SET EXERCISE
Exactly reproduce all the records, keeping pictures out of the copy.

DATA ENTRIES
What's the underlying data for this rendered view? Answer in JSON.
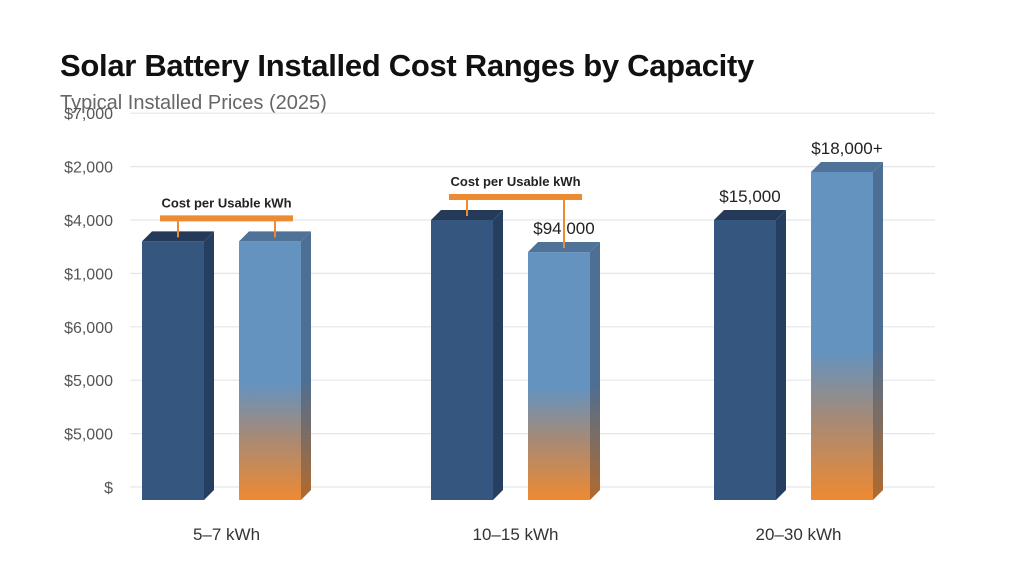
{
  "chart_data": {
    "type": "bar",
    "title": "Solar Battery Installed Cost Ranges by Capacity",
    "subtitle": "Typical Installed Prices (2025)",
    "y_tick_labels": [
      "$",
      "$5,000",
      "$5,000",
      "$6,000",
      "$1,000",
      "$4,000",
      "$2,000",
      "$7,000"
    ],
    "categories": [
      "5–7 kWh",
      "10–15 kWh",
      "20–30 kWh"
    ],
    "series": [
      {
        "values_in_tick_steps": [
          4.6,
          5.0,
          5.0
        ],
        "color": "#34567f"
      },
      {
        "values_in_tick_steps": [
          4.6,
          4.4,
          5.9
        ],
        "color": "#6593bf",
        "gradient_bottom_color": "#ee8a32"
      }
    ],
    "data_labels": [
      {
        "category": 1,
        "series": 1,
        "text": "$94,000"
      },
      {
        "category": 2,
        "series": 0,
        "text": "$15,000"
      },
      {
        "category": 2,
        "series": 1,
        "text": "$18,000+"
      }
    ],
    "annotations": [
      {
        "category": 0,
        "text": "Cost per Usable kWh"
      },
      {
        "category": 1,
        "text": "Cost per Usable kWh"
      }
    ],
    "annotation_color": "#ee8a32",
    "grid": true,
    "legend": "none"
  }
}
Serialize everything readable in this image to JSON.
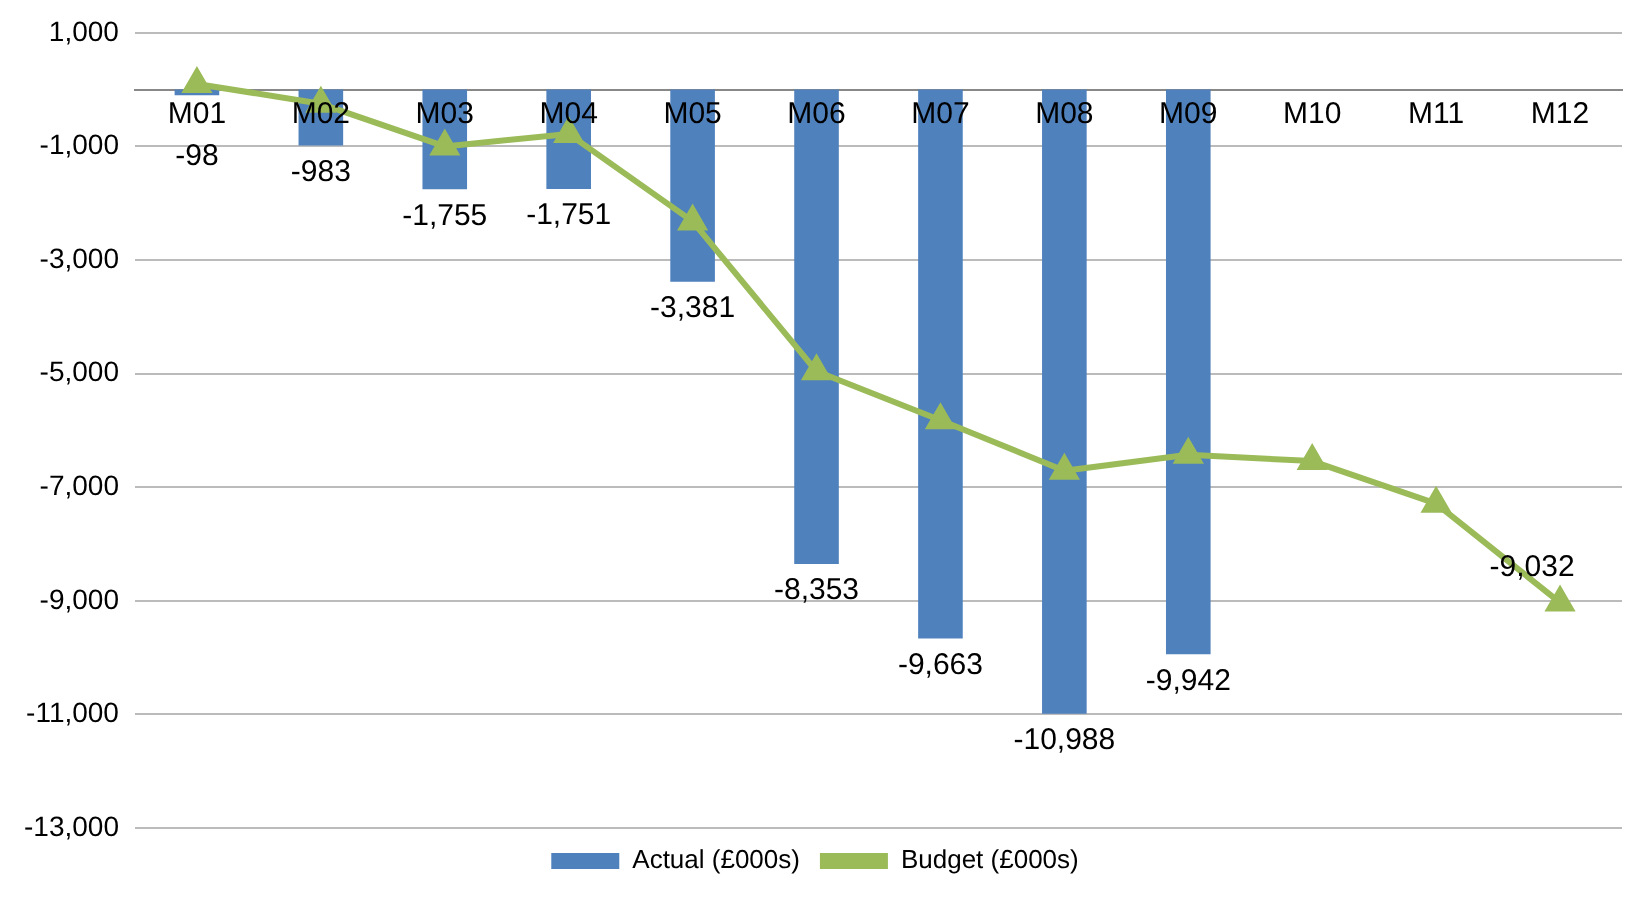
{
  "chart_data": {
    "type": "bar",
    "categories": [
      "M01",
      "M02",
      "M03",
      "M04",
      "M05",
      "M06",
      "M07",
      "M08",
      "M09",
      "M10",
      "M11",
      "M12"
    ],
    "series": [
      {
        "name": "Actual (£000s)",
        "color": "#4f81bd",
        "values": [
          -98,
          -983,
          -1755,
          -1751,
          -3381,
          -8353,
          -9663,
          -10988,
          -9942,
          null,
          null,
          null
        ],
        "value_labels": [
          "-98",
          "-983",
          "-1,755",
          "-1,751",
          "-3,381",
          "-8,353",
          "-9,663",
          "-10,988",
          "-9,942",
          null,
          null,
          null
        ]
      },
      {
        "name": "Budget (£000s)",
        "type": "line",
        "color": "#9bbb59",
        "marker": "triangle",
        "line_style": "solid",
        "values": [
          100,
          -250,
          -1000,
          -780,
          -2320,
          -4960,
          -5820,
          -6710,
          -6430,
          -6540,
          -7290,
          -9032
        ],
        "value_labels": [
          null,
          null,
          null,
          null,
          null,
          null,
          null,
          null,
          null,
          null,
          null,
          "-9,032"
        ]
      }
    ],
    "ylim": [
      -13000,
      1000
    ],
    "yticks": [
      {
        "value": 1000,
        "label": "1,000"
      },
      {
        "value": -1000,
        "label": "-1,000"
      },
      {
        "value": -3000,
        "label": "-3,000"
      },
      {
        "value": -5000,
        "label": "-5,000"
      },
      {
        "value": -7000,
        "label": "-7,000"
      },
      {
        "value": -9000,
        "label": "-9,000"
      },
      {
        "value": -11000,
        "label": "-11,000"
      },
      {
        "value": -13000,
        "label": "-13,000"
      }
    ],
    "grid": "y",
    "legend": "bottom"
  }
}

RESPONSE FOR THIS EXERCISE
What's the underlying data for this rendered view? Answer in JSON.
{
  "chart_data": {
    "type": "bar",
    "title": "Solar Battery Installed Cost Ranges by Capacity",
    "subtitle": "Typical Installed Prices (2025)",
    "y_tick_labels": [
      "$",
      "$5,000",
      "$5,000",
      "$6,000",
      "$1,000",
      "$4,000",
      "$2,000",
      "$7,000"
    ],
    "categories": [
      "5–7 kWh",
      "10–15 kWh",
      "20–30 kWh"
    ],
    "series": [
      {
        "values_in_tick_steps": [
          4.6,
          5.0,
          5.0
        ],
        "color": "#34567f"
      },
      {
        "values_in_tick_steps": [
          4.6,
          4.4,
          5.9
        ],
        "color": "#6593bf",
        "gradient_bottom_color": "#ee8a32"
      }
    ],
    "data_labels": [
      {
        "category": 1,
        "series": 1,
        "text": "$94,000"
      },
      {
        "category": 2,
        "series": 0,
        "text": "$15,000"
      },
      {
        "category": 2,
        "series": 1,
        "text": "$18,000+"
      }
    ],
    "annotations": [
      {
        "category": 0,
        "text": "Cost per Usable kWh"
      },
      {
        "category": 1,
        "text": "Cost per Usable kWh"
      }
    ],
    "annotation_color": "#ee8a32",
    "grid": true,
    "legend": "none"
  }
}
Serialize everything readable in this image to JSON.
{
  "chart_data": {
    "type": "bar",
    "categories": [
      "M01",
      "M02",
      "M03",
      "M04",
      "M05",
      "M06",
      "M07",
      "M08",
      "M09",
      "M10",
      "M11",
      "M12"
    ],
    "series": [
      {
        "name": "Actual (£000s)",
        "color": "#4f81bd",
        "values": [
          -98,
          -983,
          -1755,
          -1751,
          -3381,
          -8353,
          -9663,
          -10988,
          -9942,
          null,
          null,
          null
        ],
        "value_labels": [
          "-98",
          "-983",
          "-1,755",
          "-1,751",
          "-3,381",
          "-8,353",
          "-9,663",
          "-10,988",
          "-9,942",
          null,
          null,
          null
        ]
      },
      {
        "name": "Budget (£000s)",
        "type": "line",
        "color": "#9bbb59",
        "marker": "triangle",
        "line_style": "solid",
        "values": [
          100,
          -250,
          -1000,
          -780,
          -2320,
          -4960,
          -5820,
          -6710,
          -6430,
          -6540,
          -7290,
          -9032
        ],
        "value_labels": [
          null,
          null,
          null,
          null,
          null,
          null,
          null,
          null,
          null,
          null,
          null,
          "-9,032"
        ]
      }
    ],
    "ylim": [
      -13000,
      1000
    ],
    "yticks": [
      {
        "value": 1000,
        "label": "1,000"
      },
      {
        "value": -1000,
        "label": "-1,000"
      },
      {
        "value": -3000,
        "label": "-3,000"
      },
      {
        "value": -5000,
        "label": "-5,000"
      },
      {
        "value": -7000,
        "label": "-7,000"
      },
      {
        "value": -9000,
        "label": "-9,000"
      },
      {
        "value": -11000,
        "label": "-11,000"
      },
      {
        "value": -13000,
        "label": "-13,000"
      }
    ],
    "grid": "y",
    "legend": "bottom"
  }
}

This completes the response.